> _Data section_:
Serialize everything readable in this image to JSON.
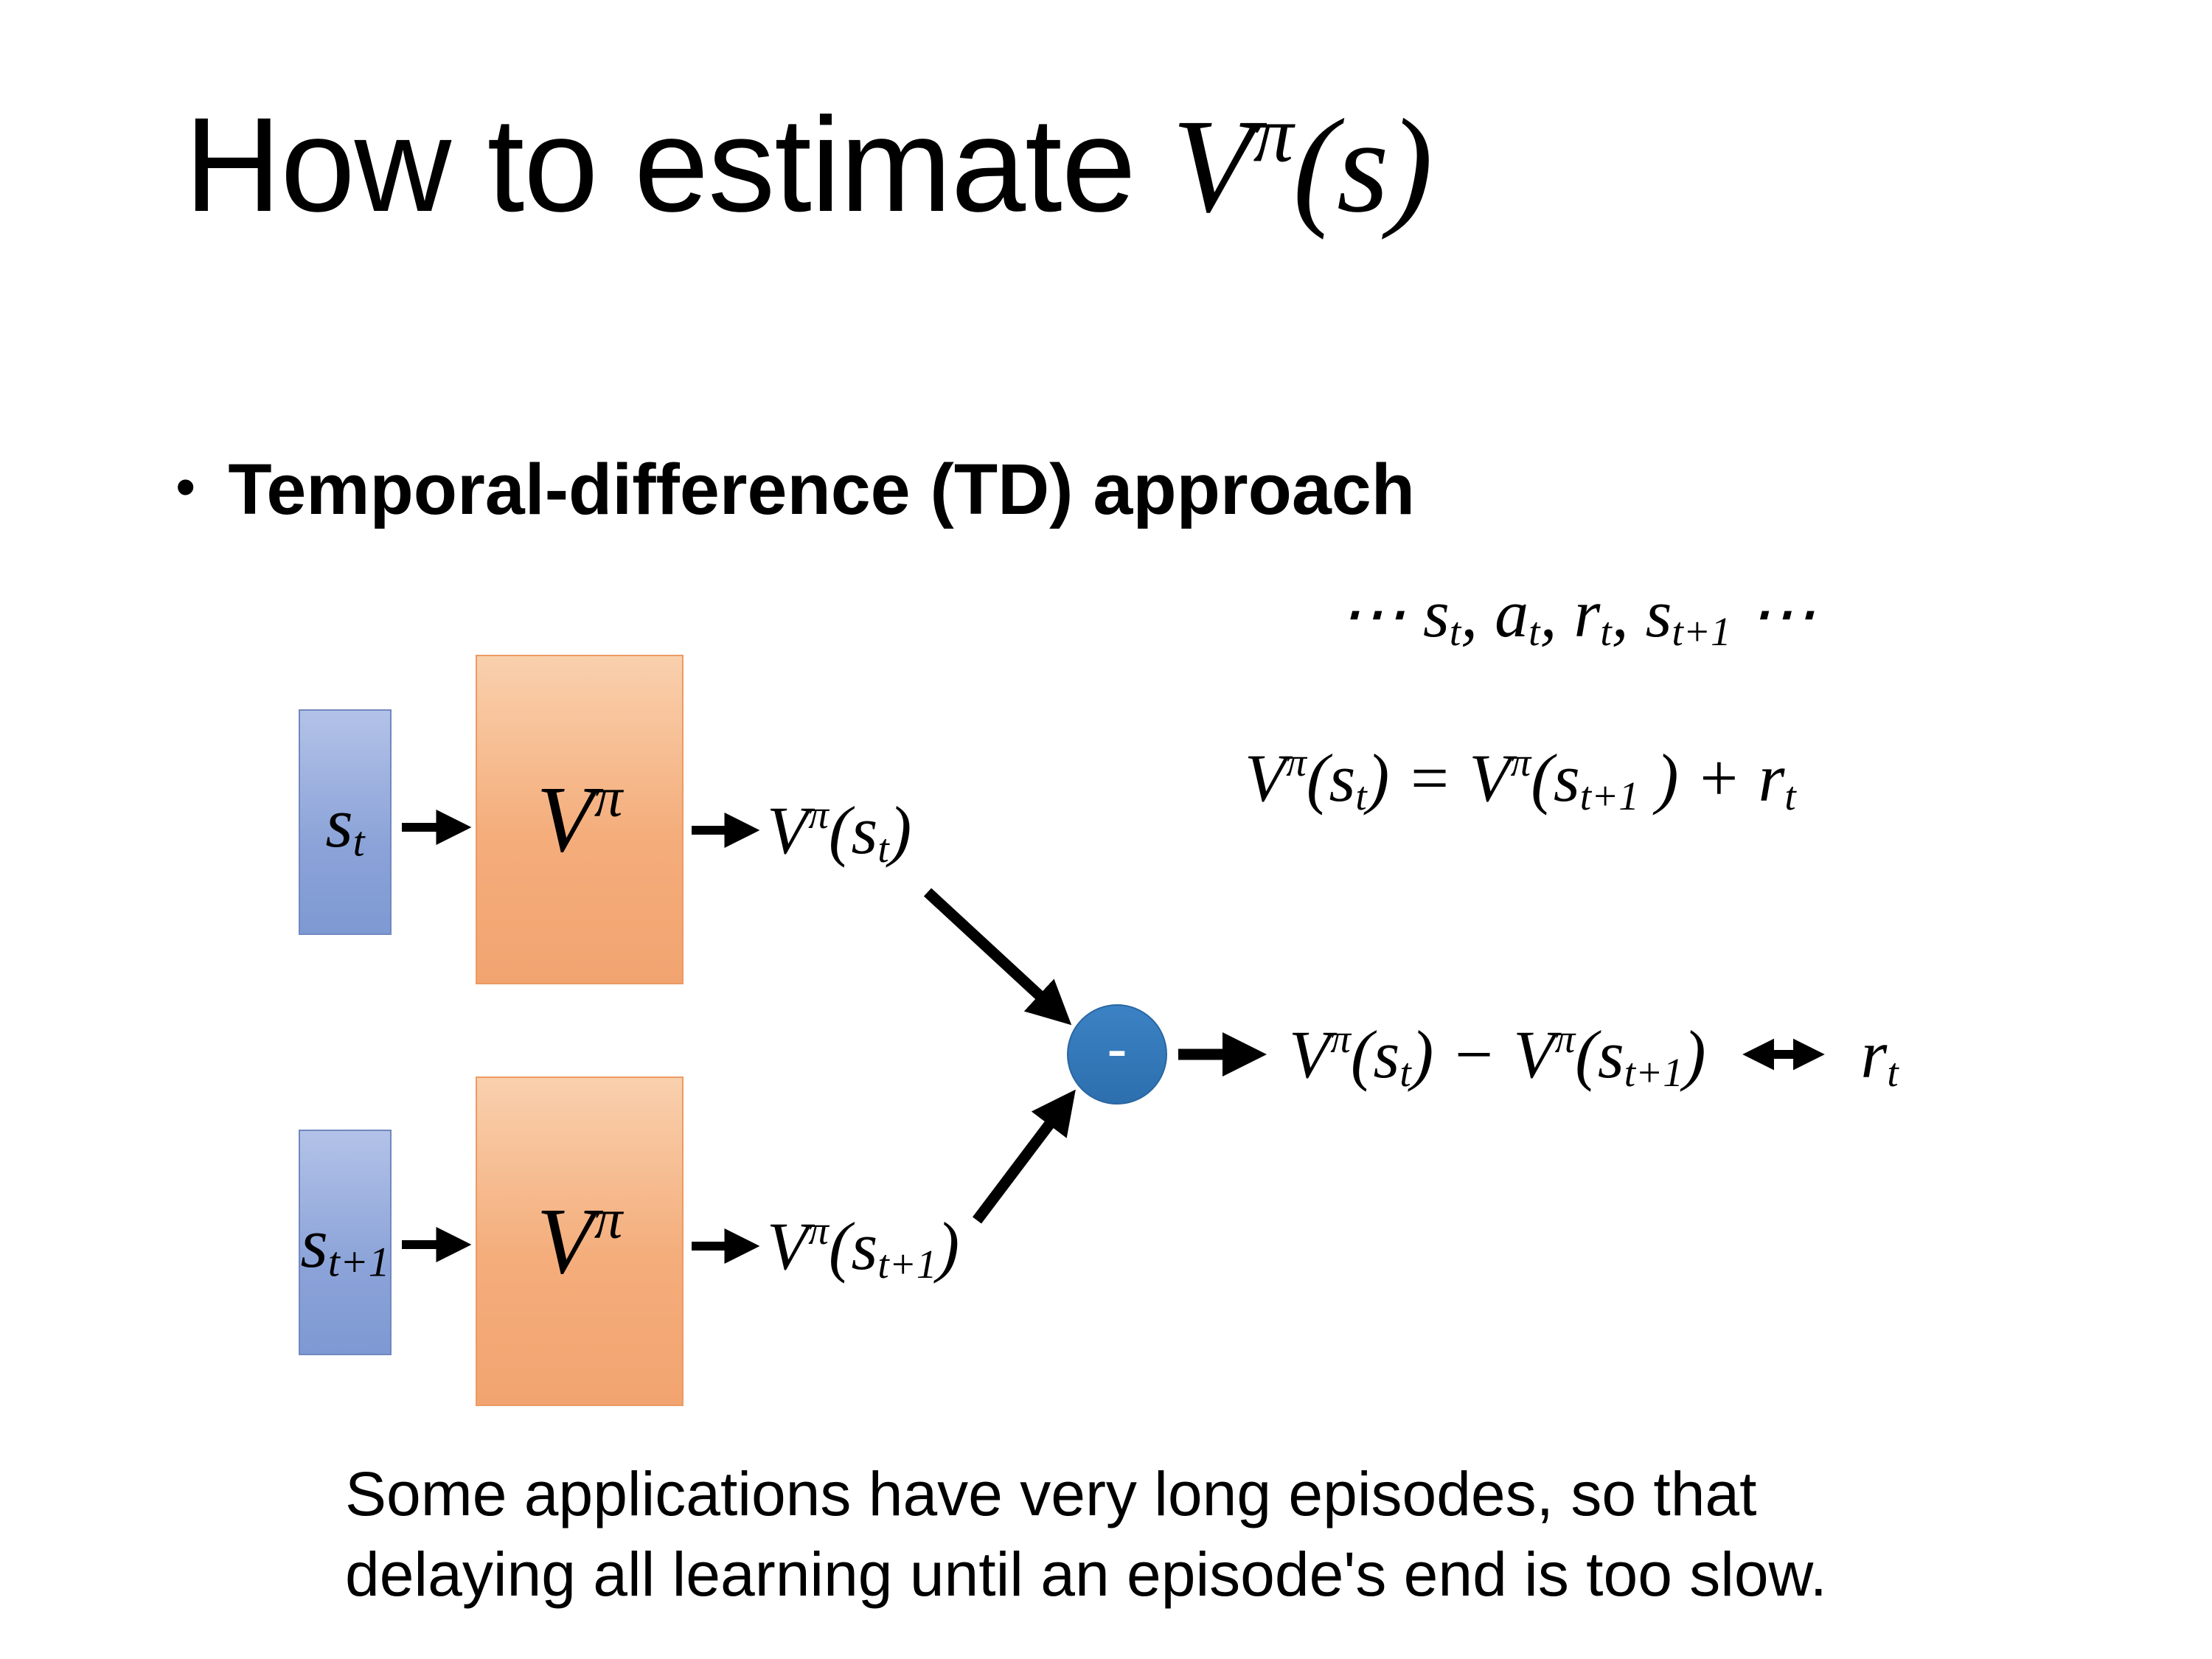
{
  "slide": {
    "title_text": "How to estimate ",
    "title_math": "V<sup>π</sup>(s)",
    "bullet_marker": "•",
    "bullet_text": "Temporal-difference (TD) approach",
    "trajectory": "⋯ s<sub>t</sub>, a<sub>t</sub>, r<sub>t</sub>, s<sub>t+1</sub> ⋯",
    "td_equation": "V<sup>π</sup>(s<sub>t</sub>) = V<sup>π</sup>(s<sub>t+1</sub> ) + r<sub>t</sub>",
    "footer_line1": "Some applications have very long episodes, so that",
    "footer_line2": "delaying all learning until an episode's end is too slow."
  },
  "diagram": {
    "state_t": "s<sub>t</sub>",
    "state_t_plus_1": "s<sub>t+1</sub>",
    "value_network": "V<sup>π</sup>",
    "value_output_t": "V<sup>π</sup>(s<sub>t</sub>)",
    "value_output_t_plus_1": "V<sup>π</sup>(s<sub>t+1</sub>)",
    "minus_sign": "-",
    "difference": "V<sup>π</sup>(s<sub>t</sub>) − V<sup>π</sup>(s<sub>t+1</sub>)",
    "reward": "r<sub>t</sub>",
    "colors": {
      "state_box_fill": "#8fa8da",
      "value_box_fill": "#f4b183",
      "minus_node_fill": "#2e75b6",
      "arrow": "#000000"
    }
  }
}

> _Your goal_:
Repeat the records word for word. Any picture in them should be left out.

> _Written reply_:
Serialize everything readable in this image to JSON.
{
  "slide": {
    "title_text": "How to estimate ",
    "title_math": "V<sup>π</sup>(s)",
    "bullet_marker": "•",
    "bullet_text": "Temporal-difference (TD) approach",
    "trajectory": "⋯ s<sub>t</sub>, a<sub>t</sub>, r<sub>t</sub>, s<sub>t+1</sub> ⋯",
    "td_equation": "V<sup>π</sup>(s<sub>t</sub>) = V<sup>π</sup>(s<sub>t+1</sub> ) + r<sub>t</sub>",
    "footer_line1": "Some applications have very long episodes, so that",
    "footer_line2": "delaying all learning until an episode's end is too slow."
  },
  "diagram": {
    "state_t": "s<sub>t</sub>",
    "state_t_plus_1": "s<sub>t+1</sub>",
    "value_network": "V<sup>π</sup>",
    "value_output_t": "V<sup>π</sup>(s<sub>t</sub>)",
    "value_output_t_plus_1": "V<sup>π</sup>(s<sub>t+1</sub>)",
    "minus_sign": "-",
    "difference": "V<sup>π</sup>(s<sub>t</sub>) − V<sup>π</sup>(s<sub>t+1</sub>)",
    "reward": "r<sub>t</sub>",
    "colors": {
      "state_box_fill": "#8fa8da",
      "value_box_fill": "#f4b183",
      "minus_node_fill": "#2e75b6",
      "arrow": "#000000"
    }
  }
}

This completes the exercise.